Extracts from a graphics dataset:

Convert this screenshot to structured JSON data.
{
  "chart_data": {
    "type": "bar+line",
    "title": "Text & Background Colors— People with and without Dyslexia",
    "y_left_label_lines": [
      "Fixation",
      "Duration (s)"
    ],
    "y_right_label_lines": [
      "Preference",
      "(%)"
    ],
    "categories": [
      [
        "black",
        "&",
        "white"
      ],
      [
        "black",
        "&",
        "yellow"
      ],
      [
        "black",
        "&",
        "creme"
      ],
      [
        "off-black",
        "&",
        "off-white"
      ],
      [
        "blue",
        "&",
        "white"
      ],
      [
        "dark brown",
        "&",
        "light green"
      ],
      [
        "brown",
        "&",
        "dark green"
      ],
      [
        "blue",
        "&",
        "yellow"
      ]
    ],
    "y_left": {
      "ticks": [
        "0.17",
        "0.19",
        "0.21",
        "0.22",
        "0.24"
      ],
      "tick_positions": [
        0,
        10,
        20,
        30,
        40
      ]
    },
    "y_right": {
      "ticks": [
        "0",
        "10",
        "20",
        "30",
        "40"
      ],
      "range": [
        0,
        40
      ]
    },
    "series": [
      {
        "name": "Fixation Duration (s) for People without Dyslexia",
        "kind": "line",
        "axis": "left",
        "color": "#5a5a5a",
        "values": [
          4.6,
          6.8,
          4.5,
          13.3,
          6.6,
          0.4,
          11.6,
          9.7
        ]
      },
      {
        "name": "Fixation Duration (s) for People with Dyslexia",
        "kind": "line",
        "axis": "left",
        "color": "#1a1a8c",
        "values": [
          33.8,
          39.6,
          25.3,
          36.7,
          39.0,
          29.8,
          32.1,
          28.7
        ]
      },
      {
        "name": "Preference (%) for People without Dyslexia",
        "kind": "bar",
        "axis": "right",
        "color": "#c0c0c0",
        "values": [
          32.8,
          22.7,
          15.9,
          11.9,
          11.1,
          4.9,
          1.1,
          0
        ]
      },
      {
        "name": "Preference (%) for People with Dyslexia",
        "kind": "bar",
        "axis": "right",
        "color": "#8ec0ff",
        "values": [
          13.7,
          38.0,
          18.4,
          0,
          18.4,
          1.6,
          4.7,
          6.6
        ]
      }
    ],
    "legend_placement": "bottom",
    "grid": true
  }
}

Exercise prompt:
Gather each line of the listing containing the word "Preference" and show it.

Response to this task:
      "Preference",
        "name": "Preference (%) for People without Dyslexia",
        "name": "Preference (%) for People with Dyslexia",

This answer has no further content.